- **What is required**:
Reproduce the passage of the book description that opens with the words containing "Mapping Security in" and closes with "about the Pacific.", substituting "book" for "volume".

This book examines questions about the changing nature of security and insecurity in Pacific Island Countries (PICs). Previous discussions of security in the Pacific region have been largely determined by the geopolitical interests of the Global North. This volume instead attempts to centre PICs’ security interests by focussing on the role of organisational culture, power dynamics and gender in (in)security processes and outcomes.
Mapping Security in the Pacific underscores the multidimensional nature of security, its relationship to local, international, organisational and cultural dynamics, the resistances engendered through various forms of insecurities, and innovative efforts to negotiate gender, context and organisational culture in reducing insecurity and enhancing justice. Covering the Pacific region widely, the volume brings forth context-specific analyses at micro-, meso- and macro-levels, allowing us to examine the interconnections between security, crime and justice, and point to the issues raised for crime and justice studies by environmental insecurity. In doing so, it opens up opportunities to rethink scholarly and policy frames related to security/insecurity about the Pacific.
Written in a clear and direct style, this book will appeal to students and scholars in criminology, sociology, cultural studies, social theory and those interested in learning about the Pacific region and different aspects of security.
Chapter 1- (In)Security in the Pacific Island Countries
Danielle Watson, Christian Girard and Sara N. Amin
Part 1: Reframing Security in the Pacific
Chapter 2- Mapping circumstances in Oceania: Reconsidering human security in an age of globalisation
Paul J. Carnegie and Victor T. King
Chapter 3- Economic (In)Security in the Pacific
Chapter 4- Resisting the Tides: Responding to Nuclear and Environmental "Insecurity" in the Marshall Islands
Chapter 5- Impact of Natural Disasters and Climate Change on National Security in the Pacific: Case Studies of Kiribati and Tuvalu
Anand Chand and Tauisi Taupo
Part 2: Sources of Gender Insecurity in the Pacific
Chapter 6- Human security, International Agenda and Responses to Calls for "Women’s Empowerment"

- **Supplied records**:
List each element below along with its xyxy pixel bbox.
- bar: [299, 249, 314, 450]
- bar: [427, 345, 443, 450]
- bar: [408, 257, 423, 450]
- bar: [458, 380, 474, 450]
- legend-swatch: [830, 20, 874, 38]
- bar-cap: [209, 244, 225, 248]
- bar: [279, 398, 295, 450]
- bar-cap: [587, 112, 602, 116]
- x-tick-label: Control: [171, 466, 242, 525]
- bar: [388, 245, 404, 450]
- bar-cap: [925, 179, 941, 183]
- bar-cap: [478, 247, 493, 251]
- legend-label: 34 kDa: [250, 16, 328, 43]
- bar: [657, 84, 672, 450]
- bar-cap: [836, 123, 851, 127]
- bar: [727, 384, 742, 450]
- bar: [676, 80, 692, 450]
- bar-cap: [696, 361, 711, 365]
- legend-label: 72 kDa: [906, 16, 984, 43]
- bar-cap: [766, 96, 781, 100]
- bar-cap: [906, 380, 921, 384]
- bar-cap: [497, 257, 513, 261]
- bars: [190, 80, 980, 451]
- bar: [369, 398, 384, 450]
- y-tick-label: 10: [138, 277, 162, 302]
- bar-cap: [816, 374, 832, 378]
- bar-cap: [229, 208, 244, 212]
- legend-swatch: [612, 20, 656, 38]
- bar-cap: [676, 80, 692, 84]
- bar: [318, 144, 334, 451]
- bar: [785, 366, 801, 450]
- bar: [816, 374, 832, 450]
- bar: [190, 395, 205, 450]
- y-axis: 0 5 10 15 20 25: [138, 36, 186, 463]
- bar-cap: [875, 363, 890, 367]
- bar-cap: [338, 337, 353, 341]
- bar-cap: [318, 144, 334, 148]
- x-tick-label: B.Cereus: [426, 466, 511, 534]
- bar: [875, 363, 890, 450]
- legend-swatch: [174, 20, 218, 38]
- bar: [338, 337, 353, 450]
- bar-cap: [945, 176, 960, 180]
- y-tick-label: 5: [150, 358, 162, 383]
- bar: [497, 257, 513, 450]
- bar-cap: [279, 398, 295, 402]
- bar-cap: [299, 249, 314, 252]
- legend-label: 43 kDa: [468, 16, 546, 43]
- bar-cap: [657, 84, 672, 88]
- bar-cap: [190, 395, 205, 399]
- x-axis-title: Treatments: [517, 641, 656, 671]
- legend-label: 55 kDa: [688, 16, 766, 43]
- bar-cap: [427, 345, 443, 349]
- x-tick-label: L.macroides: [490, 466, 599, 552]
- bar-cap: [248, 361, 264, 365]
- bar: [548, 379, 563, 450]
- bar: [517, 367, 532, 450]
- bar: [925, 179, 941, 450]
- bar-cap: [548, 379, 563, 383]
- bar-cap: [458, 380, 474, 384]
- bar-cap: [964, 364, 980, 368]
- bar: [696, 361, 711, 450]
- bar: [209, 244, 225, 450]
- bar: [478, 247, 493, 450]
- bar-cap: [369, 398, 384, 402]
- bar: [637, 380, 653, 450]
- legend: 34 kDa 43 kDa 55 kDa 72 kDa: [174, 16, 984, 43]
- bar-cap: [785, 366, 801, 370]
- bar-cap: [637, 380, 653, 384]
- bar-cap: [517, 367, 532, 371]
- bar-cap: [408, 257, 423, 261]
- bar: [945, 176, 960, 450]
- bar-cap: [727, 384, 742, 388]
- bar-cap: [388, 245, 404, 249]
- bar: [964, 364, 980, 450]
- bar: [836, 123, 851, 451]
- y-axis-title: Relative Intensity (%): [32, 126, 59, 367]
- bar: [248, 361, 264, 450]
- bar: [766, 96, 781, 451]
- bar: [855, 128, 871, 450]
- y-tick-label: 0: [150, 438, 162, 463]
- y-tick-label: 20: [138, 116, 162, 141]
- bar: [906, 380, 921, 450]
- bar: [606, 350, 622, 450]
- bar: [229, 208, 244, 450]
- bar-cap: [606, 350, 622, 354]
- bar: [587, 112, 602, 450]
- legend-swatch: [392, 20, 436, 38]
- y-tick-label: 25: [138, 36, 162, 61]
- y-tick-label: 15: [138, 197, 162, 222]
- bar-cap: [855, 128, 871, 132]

- **Correct result**:
Mapping Security in the Pacific underscores the multidimensional nature of security, its relationship to local, international, organisational and cultural dynamics, the resistances engendered through various forms of insecurities, and innovative efforts to negotiate gender, context and organisational culture in reducing insecurity and enhancing justice. Covering the Pacific region widely, the book brings forth context-specific analyses at micro-, meso- and macro-levels, allowing us to examine the interconnections between security, crime and justice, and point to the issues raised for crime and justice studies by environmental insecurity. In doing so, it opens up opportunities to rethink scholarly and policy frames related to security/insecurity about the Pacific.